PROBLEM REQUIREMENTS – Repeat the material exactly, every line of it.

(Saved entries)
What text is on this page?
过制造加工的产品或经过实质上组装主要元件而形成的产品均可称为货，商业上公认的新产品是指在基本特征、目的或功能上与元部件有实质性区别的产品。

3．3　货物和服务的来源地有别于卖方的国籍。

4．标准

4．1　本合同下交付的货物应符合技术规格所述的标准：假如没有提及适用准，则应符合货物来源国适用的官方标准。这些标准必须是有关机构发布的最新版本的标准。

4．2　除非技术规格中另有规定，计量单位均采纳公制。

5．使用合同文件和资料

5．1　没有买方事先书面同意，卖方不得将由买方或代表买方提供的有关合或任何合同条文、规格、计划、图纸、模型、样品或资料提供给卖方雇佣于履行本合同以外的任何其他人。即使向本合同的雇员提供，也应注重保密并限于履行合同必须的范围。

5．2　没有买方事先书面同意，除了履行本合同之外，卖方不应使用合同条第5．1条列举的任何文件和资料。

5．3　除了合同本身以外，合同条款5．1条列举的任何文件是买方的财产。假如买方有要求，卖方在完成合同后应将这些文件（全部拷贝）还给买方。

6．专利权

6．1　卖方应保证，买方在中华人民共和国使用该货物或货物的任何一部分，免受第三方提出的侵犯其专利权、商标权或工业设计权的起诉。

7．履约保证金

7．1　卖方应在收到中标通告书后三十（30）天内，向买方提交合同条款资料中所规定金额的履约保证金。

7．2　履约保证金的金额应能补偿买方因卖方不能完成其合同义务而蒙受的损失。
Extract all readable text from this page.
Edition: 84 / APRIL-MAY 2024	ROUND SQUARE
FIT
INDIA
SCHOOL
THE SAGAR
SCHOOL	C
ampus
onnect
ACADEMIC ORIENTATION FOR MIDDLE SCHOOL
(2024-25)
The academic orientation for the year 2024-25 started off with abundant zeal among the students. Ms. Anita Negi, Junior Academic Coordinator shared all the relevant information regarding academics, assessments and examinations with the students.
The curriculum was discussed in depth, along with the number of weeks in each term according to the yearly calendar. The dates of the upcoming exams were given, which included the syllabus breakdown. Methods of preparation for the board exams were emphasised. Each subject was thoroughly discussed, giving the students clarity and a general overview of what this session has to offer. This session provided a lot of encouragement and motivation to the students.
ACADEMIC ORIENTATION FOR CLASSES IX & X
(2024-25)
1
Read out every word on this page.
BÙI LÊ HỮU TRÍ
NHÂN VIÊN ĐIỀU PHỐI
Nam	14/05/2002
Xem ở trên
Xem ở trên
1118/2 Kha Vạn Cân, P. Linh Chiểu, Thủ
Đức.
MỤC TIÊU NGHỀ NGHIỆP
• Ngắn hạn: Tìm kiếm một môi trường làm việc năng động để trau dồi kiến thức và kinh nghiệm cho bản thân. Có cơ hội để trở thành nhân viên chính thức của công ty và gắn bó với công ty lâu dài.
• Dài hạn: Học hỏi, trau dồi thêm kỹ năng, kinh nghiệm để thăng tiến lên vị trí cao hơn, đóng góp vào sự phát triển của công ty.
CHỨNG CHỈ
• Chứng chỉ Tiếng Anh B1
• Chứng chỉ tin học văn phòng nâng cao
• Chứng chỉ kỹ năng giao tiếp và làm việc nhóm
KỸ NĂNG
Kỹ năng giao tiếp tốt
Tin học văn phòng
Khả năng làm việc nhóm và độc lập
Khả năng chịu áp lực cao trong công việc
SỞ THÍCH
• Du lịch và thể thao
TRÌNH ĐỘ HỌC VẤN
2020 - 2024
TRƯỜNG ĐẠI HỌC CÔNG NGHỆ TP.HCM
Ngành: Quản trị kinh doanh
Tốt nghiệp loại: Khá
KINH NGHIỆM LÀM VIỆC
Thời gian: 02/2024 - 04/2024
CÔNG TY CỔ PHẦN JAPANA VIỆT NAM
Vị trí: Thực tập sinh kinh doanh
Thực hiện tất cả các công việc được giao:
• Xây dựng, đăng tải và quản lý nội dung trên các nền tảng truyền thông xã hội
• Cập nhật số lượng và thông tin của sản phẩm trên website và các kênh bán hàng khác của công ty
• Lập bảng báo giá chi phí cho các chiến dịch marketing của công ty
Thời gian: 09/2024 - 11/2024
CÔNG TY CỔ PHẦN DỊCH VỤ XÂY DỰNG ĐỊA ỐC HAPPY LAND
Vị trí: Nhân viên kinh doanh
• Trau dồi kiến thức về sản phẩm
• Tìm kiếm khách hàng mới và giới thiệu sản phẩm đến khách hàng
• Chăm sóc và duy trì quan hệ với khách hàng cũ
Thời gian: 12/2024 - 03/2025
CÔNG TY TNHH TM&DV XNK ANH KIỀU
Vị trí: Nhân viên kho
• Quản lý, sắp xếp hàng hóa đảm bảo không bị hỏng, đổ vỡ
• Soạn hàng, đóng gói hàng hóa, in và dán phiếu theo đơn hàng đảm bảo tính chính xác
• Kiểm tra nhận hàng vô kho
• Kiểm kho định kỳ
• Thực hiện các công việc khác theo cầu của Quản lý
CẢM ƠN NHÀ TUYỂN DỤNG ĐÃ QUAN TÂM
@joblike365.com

RESULT FOR THIS TASK –
What text is on this page?
过制造加工的产品或经过实质上组装主要元件而形成的产品均可称为货，商业上公认的新产品是指在基本特征、目的或功能上与元部件有实质性区别的产品。

3．3　货物和服务的来源地有别于卖方的国籍。

4．标准

4．1　本合同下交付的货物应符合技术规格所述的标准：假如没有提及适用准，则应符合货物来源国适用的官方标准。这些标准必须是有关机构发布的最新版本的标准。

4．2　除非技术规格中另有规定，计量单位均采纳公制。

5．使用合同文件和资料

5．1　没有买方事先书面同意，卖方不得将由买方或代表买方提供的有关合或任何合同条文、规格、计划、图纸、模型、样品或资料提供给卖方雇佣于履行本合同以外的任何其他人。即使向本合同的雇员提供，也应注重保密并限于履行合同必须的范围。

5．2　没有买方事先书面同意，除了履行本合同之外，卖方不应使用合同条第5．1条列举的任何文件和资料。

5．3　除了合同本身以外，合同条款5．1条列举的任何文件是买方的财产。假如买方有要求，卖方在完成合同后应将这些文件（全部拷贝）还给买方。

6．专利权

6．1　卖方应保证，买方在中华人民共和国使用该货物或货物的任何一部分，免受第三方提出的侵犯其专利权、商标权或工业设计权的起诉。

7．履约保证金

7．1　卖方应在收到中标通告书后三十（30）天内，向买方提交合同条款资料中所规定金额的履约保证金。

7．2　履约保证金的金额应能补偿买方因卖方不能完成其合同义务而蒙受的损失。
Extract all readable text from this page.
Edition: 84 / APRIL-MAY 2024	ROUND SQUARE
FIT
INDIA
SCHOOL
THE SAGAR
SCHOOL	C
ampus
onnect
ACADEMIC ORIENTATION FOR MIDDLE SCHOOL
(2024-25)
The academic orientation for the year 2024-25 started off with abundant zeal among the students. Ms. Anita Negi, Junior Academic Coordinator shared all the relevant information regarding academics, assessments and examinations with the students.
The curriculum was discussed in depth, along with the number of weeks in each term according to the yearly calendar. The dates of the upcoming exams were given, which included the syllabus breakdown. Methods of preparation for the board exams were emphasised. Each subject was thoroughly discussed, giving the students clarity and a general overview of what this session has to offer. This session provided a lot of encouragement and motivation to the students.
ACADEMIC ORIENTATION FOR CLASSES IX & X
(2024-25)
1
Read out every word on this page.
BÙI LÊ HỮU TRÍ
NHÂN VIÊN ĐIỀU PHỐI
Nam	14/05/2002
Xem ở trên
Xem ở trên
1118/2 Kha Vạn Cân, P. Linh Chiểu, Thủ
Đức.
MỤC TIÊU NGHỀ NGHIỆP
• Ngắn hạn: Tìm kiếm một môi trường làm việc năng động để trau dồi kiến thức và kinh nghiệm cho bản thân. Có cơ hội để trở thành nhân viên chính thức của công ty và gắn bó với công ty lâu dài.
• Dài hạn: Học hỏi, trau dồi thêm kỹ năng, kinh nghiệm để thăng tiến lên vị trí cao hơn, đóng góp vào sự phát triển của công ty.
CHỨNG CHỈ
• Chứng chỉ Tiếng Anh B1
• Chứng chỉ tin học văn phòng nâng cao
• Chứng chỉ kỹ năng giao tiếp và làm việc nhóm
KỸ NĂNG
Kỹ năng giao tiếp tốt
Tin học văn phòng
Khả năng làm việc nhóm và độc lập
Khả năng chịu áp lực cao trong công việc
SỞ THÍCH
• Du lịch và thể thao
TRÌNH ĐỘ HỌC VẤN
2020 - 2024
TRƯỜNG ĐẠI HỌC CÔNG NGHỆ TP.HCM
Ngành: Quản trị kinh doanh
Tốt nghiệp loại: Khá
KINH NGHIỆM LÀM VIỆC
Thời gian: 02/2024 - 04/2024
CÔNG TY CỔ PHẦN JAPANA VIỆT NAM
Vị trí: Thực tập sinh kinh doanh
Thực hiện tất cả các công việc được giao:
• Xây dựng, đăng tải và quản lý nội dung trên các nền tảng truyền thông xã hội
• Cập nhật số lượng và thông tin của sản phẩm trên website và các kênh bán hàng khác của công ty
• Lập bảng báo giá chi phí cho các chiến dịch marketing của công ty
Thời gian: 09/2024 - 11/2024
CÔNG TY CỔ PHẦN DỊCH VỤ XÂY DỰNG ĐỊA ỐC HAPPY LAND
Vị trí: Nhân viên kinh doanh
• Trau dồi kiến thức về sản phẩm
• Tìm kiếm khách hàng mới và giới thiệu sản phẩm đến khách hàng
• Chăm sóc và duy trì quan hệ với khách hàng cũ
Thời gian: 12/2024 - 03/2025
CÔNG TY TNHH TM&DV XNK ANH KIỀU
Vị trí: Nhân viên kho
• Quản lý, sắp xếp hàng hóa đảm bảo không bị hỏng, đổ vỡ
• Soạn hàng, đóng gói hàng hóa, in và dán phiếu theo đơn hàng đảm bảo tính chính xác
• Kiểm tra nhận hàng vô kho
• Kiểm kho định kỳ
• Thực hiện các công việc khác theo cầu của Quản lý
CẢM ƠN NHÀ TUYỂN DỤNG ĐÃ QUAN TÂM
@joblike365.com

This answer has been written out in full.